- _Исходный текст_

::::::

3. Две встречи с Бернардом Шоу

Следует отметить, что в годы «холодной войны» большая часть населения западных стран не поддерживала враждебную политику правительств США и Великобритании против СССР. Английский народ, испытавший ужасы войны, разделял цели движения сторонников мира. Профсоюзные организации крупных промышленных центров Великобритании стали инициаторами движения породненных городов. Наладились взаимные поездки друг к другу делегаций рабочих и профсоюзных деятелей. Это имело важное политическое значение, ибо возвращавшиеся из СССР в Англию члены делегаций выступали на многочисленных собраниях и правдиво рассказывали о положении в СССР, об упорном труде советских людей по восстановлению разрушенной экономики, а главное — желание жить в мире и дружбе с народами всех стран.

В эти же годы происходил взаимный обмен делегациями деятелей культуры и науки. Здесь большую работу проделали Общество англо-советской дружбы, Общество Шотландия — СССР и Общество культурных связей с СССР. Во главе последнего 34 года стоял известный юрист, член парламента Д. Н. Притт, а также известный ученый и общественный деятель, иностранный член Академии наук СССР профессор Д. Д. Бернал, который в 1959–1965 гг. был президентом Всемирного Совета мира.

Следует отметить, что они вели свою деятельность в крайне неблагоприятной обстановке, когда лейбористское правительство Эпли, поддерживая установку Вашингтона на разжигание «холодной войны», запретило членам своей партии принимать участие в деятельности Общества англо-советской дружбы и Общества культурных связей с СССР.

::::::

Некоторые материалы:
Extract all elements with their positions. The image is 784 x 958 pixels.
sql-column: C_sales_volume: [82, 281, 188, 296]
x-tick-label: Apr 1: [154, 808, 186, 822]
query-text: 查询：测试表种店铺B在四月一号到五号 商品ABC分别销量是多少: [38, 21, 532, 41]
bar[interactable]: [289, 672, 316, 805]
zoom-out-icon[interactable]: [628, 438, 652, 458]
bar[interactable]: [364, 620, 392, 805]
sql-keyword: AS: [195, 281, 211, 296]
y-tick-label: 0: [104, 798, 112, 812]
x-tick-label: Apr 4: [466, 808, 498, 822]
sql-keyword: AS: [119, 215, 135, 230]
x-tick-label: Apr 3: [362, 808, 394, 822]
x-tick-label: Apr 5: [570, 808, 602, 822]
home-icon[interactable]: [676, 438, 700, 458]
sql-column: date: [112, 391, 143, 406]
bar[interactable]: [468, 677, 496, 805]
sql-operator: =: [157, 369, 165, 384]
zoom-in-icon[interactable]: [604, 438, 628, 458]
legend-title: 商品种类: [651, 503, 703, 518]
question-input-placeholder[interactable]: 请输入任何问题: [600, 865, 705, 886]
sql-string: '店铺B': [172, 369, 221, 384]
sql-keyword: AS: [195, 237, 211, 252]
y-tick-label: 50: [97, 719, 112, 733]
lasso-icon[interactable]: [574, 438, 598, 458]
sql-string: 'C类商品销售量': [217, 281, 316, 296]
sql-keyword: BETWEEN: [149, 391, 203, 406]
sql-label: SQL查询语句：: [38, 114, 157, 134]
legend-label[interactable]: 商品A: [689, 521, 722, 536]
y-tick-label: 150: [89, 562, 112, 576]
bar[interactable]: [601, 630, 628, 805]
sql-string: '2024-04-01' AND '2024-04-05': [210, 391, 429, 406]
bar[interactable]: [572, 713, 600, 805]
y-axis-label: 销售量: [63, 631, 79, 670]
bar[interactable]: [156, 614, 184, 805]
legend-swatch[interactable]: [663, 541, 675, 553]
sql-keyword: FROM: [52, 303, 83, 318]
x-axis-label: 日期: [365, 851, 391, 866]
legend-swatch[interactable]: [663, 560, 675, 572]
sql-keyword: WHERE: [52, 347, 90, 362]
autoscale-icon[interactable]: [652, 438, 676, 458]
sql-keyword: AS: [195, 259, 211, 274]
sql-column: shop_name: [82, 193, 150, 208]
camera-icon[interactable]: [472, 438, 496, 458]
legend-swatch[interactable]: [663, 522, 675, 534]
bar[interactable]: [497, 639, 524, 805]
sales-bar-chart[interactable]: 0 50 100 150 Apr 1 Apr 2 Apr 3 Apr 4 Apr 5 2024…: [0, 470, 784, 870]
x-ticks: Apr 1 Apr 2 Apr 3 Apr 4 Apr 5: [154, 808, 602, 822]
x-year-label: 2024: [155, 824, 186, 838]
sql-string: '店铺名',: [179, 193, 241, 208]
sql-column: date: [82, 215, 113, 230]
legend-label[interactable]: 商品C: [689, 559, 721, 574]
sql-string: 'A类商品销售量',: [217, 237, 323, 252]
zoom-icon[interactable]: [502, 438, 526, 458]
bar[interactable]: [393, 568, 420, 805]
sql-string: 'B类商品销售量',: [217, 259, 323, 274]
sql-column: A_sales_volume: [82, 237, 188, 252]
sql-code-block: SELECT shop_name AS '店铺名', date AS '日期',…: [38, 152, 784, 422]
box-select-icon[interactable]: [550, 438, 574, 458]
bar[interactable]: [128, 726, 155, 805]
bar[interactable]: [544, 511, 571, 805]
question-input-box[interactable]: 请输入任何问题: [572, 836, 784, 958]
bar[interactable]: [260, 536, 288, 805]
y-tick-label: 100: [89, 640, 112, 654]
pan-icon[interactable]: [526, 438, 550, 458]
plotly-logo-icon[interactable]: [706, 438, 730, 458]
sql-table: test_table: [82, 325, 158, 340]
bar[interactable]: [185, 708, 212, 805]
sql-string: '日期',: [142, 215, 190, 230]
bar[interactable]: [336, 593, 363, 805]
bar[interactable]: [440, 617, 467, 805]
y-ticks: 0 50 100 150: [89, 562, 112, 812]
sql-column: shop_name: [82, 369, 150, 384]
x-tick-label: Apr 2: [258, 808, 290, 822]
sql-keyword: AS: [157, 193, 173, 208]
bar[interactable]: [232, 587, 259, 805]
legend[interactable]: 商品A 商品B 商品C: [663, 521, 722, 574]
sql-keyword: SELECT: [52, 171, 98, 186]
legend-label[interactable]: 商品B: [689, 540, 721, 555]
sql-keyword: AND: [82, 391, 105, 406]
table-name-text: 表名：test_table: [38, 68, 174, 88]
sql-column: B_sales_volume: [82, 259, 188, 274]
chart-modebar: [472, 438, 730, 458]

::::::

- _Письменное задание_
Перепишите дословно фрагмент текста об англо-советских связях от «Следует отметить, что в» до «народами всех стран.».

- _Решение задания_
Следует отметить, что в годы «холодной войны» большая часть населения западных стран не поддерживала враждебную политику правительств США и Великобритании против СССР. Английский народ, испытавший ужасы войны, разделял цели движения сторонников мира. Профсоюзные организации крупных промышленных центров Великобритании стали инициаторами движения породненных городов. Наладились взаимные поездки друг к другу делегаций рабочих и профсоюзных деятелей. Это имело важное политическое значение, ибо возвращавшиеся из СССР в Англию члены делегаций выступали на многочисленных собраниях и правдиво рассказывали о положении в СССР, об упорном труде советских людей по восстановлению разрушенной экономики, а главное — желание жить в мире и дружбе с народами всех стран.